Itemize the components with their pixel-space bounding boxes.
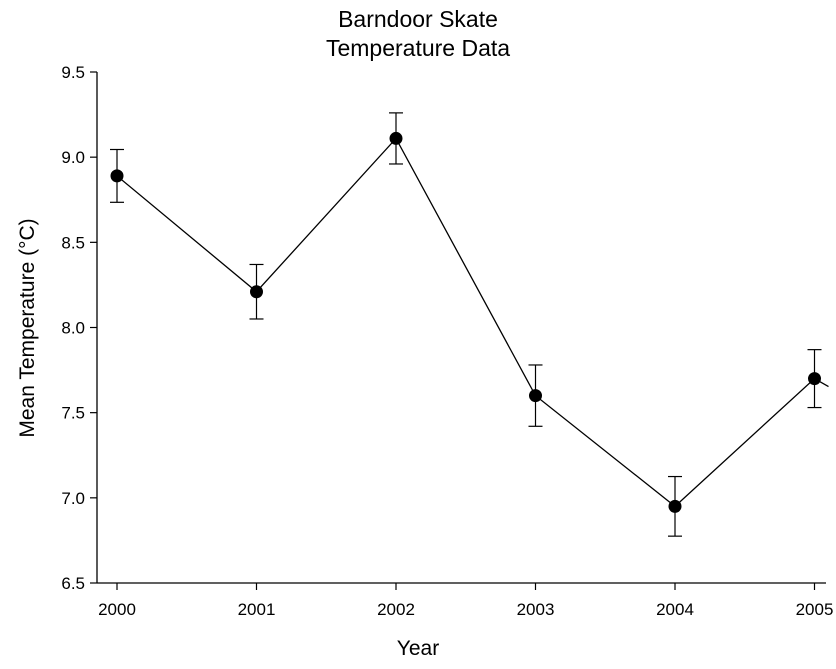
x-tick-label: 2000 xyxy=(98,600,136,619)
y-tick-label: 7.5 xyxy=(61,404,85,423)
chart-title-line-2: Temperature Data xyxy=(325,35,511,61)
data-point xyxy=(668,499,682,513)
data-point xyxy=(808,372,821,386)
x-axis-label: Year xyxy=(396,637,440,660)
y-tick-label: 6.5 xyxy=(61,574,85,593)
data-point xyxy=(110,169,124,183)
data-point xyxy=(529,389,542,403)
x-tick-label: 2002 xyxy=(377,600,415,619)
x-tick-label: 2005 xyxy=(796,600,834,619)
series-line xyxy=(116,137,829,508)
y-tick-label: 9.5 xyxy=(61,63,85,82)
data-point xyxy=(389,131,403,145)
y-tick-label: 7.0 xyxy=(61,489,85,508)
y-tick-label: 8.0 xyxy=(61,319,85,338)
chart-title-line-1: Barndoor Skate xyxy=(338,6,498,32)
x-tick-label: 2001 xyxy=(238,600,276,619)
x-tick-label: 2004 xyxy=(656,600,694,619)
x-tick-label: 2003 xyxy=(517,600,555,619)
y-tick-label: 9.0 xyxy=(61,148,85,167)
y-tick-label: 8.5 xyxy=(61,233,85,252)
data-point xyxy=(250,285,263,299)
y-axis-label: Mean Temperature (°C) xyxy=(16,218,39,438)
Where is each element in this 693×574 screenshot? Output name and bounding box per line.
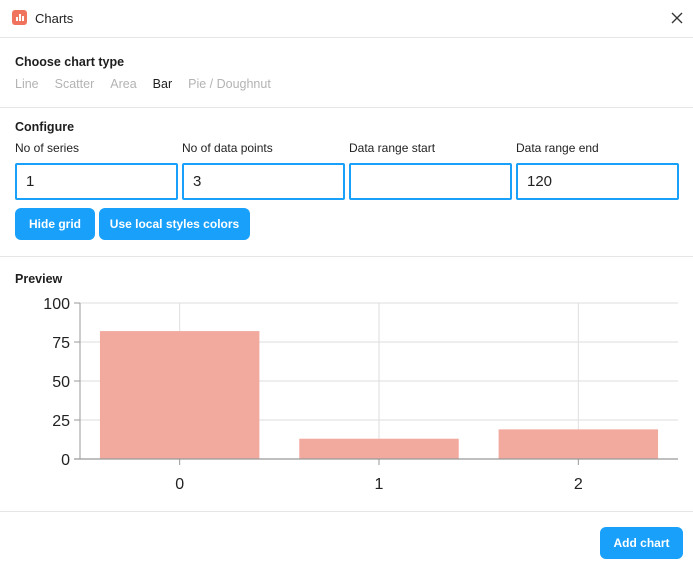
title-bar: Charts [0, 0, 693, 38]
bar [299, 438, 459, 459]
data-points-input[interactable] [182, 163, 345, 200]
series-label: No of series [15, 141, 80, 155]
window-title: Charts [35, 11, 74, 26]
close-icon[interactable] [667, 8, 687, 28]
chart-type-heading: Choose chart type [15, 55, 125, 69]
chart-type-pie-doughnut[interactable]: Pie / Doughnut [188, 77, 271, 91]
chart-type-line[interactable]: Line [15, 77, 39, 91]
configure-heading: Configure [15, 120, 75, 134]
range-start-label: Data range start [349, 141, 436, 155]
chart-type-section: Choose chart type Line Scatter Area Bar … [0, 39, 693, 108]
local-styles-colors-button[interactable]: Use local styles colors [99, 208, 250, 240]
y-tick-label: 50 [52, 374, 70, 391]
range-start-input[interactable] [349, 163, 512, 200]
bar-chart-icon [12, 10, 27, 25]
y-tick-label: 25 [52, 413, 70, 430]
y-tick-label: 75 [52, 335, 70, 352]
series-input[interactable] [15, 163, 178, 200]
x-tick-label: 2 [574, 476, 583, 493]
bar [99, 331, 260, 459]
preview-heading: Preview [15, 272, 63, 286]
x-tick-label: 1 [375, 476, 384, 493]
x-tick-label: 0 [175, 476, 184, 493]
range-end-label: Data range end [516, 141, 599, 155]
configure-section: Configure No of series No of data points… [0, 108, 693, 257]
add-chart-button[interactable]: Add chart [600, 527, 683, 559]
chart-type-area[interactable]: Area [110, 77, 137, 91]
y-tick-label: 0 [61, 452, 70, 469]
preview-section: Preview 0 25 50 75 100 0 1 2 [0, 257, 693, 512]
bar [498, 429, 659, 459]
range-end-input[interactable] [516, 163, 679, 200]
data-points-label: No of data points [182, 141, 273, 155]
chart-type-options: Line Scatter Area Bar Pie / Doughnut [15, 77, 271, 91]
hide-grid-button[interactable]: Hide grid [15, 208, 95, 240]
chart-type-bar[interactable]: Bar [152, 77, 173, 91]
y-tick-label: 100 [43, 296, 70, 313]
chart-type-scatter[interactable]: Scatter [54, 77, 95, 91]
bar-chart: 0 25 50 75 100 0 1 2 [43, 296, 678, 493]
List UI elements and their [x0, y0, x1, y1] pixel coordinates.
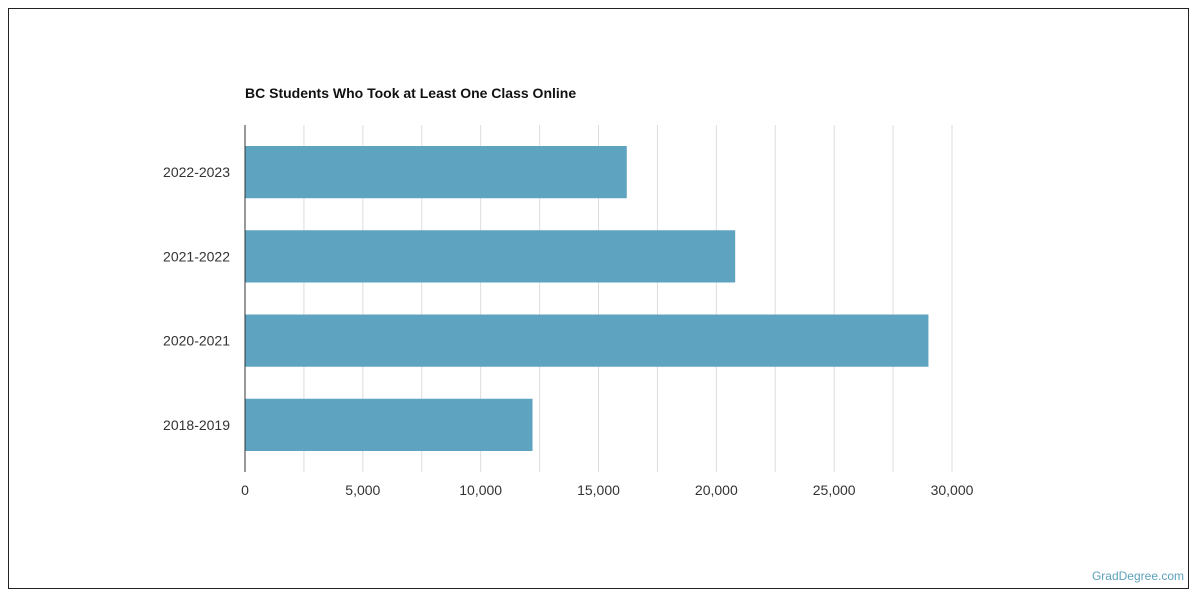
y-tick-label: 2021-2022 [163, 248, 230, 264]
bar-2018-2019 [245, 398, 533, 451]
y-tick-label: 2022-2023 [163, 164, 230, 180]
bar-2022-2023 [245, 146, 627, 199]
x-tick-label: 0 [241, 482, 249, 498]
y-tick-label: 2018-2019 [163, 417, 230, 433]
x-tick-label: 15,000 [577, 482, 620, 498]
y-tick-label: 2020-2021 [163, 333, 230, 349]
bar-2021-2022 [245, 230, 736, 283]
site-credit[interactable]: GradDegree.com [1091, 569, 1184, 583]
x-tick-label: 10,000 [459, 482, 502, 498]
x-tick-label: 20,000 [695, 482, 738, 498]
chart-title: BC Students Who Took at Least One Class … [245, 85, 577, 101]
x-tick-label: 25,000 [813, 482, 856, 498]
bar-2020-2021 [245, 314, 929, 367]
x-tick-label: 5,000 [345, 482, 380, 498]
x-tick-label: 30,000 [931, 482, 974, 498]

^^^^^^^^^^^^^^^^

● Stated goal
Convert every line of the rows above into a numbered list, skipping any blank lines and omitting the pictures.

● Full answer
1. Itemize the components with their pixel-space bounding boxes.
2. x-tick-label: 2000 xyxy=(98,600,136,619)
3. y-tick-label: 7.5 xyxy=(61,404,85,423)
4. chart-title-line-2: Temperature Data xyxy=(325,35,511,61)
5. data-point xyxy=(668,499,682,513)
6. data-point xyxy=(808,372,821,386)
7. x-axis-label: Year xyxy=(396,637,440,660)
8. y-tick-label: 6.5 xyxy=(61,574,85,593)
9. data-point xyxy=(110,169,124,183)
10. data-point xyxy=(529,389,542,403)
11. x-tick-label: 2002 xyxy=(377,600,415,619)
12. x-tick-label: 2005 xyxy=(796,600,834,619)
13. series-line xyxy=(116,137,829,508)
14. y-tick-label: 9.5 xyxy=(61,63,85,82)
15. data-point xyxy=(389,131,403,145)
16. y-tick-label: 7.0 xyxy=(61,489,85,508)
17. y-tick-label: 8.0 xyxy=(61,319,85,338)
18. chart-title-line-1: Barndoor Skate xyxy=(338,6,498,32)
19. x-tick-label: 2001 xyxy=(238,600,276,619)
20. x-tick-label: 2004 xyxy=(656,600,694,619)
21. x-tick-label: 2003 xyxy=(517,600,555,619)
22. y-tick-label: 9.0 xyxy=(61,148,85,167)
23. y-tick-label: 8.5 xyxy=(61,233,85,252)
24. data-point xyxy=(250,285,263,299)
25. y-axis-label: Mean Temperature (°C) xyxy=(16,218,39,438)
26. Where is each element in this 693×574 screenshot? Output name and bounding box per line.
27. title-bar: Charts [0, 0, 693, 38]
28. bar [299, 438, 459, 459]
29. data-points-input[interactable] [182, 163, 345, 200]
30. series-label: No of series [15, 141, 80, 155]
31. window-title: Charts [35, 11, 74, 26]
32. close-icon[interactable] [667, 8, 687, 28]
33. chart-type-heading: Choose chart type [15, 55, 125, 69]
34. chart-type-pie-doughnut[interactable]: Pie / Doughnut [188, 77, 271, 91]
35. chart-type-line[interactable]: Line [15, 77, 39, 91]
36. configure-heading: Configure [15, 120, 75, 134]
37. range-start-label: Data range start [349, 141, 436, 155]
38. chart-type-section: Choose chart type Line Scatter Area Bar … [0, 39, 693, 108]
39. local-styles-colors-button[interactable]: Use local styles colors [99, 208, 250, 240]
40. y-tick-label: 50 [52, 374, 70, 391]
41. range-start-input[interactable] [349, 163, 512, 200]
42. bar-chart-icon [12, 10, 27, 25]
43. y-tick-label: 25 [52, 413, 70, 430]
44. y-tick-label: 75 [52, 335, 70, 352]
45. series-input[interactable] [15, 163, 178, 200]
46. x-tick-label: 2 [574, 476, 583, 493]
47. bar [99, 331, 260, 459]
48. preview-heading: Preview [15, 272, 63, 286]
49. x-tick-label: 1 [375, 476, 384, 493]
50. x-tick-label: 0 [175, 476, 184, 493]
51. range-end-label: Data range end [516, 141, 599, 155]
52. configure-section: Configure No of series No of data points… [0, 108, 693, 257]
53. add-chart-button[interactable]: Add chart [600, 527, 683, 559]
54. chart-type-area[interactable]: Area [110, 77, 137, 91]
55. y-tick-label: 0 [61, 452, 70, 469]
56. preview-section: Preview 0 25 50 75 100 0 1 2 [0, 257, 693, 512]
57. bar [498, 429, 659, 459]
58. range-end-input[interactable] [516, 163, 679, 200]
59. data-points-label: No of data points [182, 141, 273, 155]
60. chart-type-options: Line Scatter Area Bar Pie / Doughnut [15, 77, 271, 91]
61. hide-grid-button[interactable]: Hide grid [15, 208, 95, 240]
62. chart-type-bar[interactable]: Bar [152, 77, 173, 91]
63. y-tick-label: 100 [43, 296, 70, 313]
64. chart-type-scatter[interactable]: Scatter [54, 77, 95, 91]
65. bar-chart: 0 25 50 75 100 0 1 2 [43, 296, 678, 493]
66. List UI elements and their [x0, y0, x1, y1] pixel coordinates.
67. y-tick-label: 2021-2022 [163, 248, 230, 264]
68. bar-2018-2019 [245, 398, 533, 451]
69. y-tick-label: 2022-2023 [163, 164, 230, 180]
70. bar-2022-2023 [245, 146, 627, 199]
71. x-tick-label: 0 [241, 482, 249, 498]
72. y-tick-label: 2018-2019 [163, 417, 230, 433]
73. x-tick-label: 15,000 [577, 482, 620, 498]
74. y-tick-label: 2020-2021 [163, 333, 230, 349]
75. bar-2021-2022 [245, 230, 736, 283]
76. site-credit[interactable]: GradDegree.com [1091, 569, 1184, 583]
77. x-tick-label: 10,000 [459, 482, 502, 498]
78. x-tick-label: 20,000 [695, 482, 738, 498]
79. chart-title: BC Students Who Took at Least One Class … [245, 85, 577, 101]
80. x-tick-label: 25,000 [813, 482, 856, 498]
81. bar-2020-2021 [245, 314, 929, 367]
82. x-tick-label: 5,000 [345, 482, 380, 498]
83. x-tick-label: 30,000 [931, 482, 974, 498]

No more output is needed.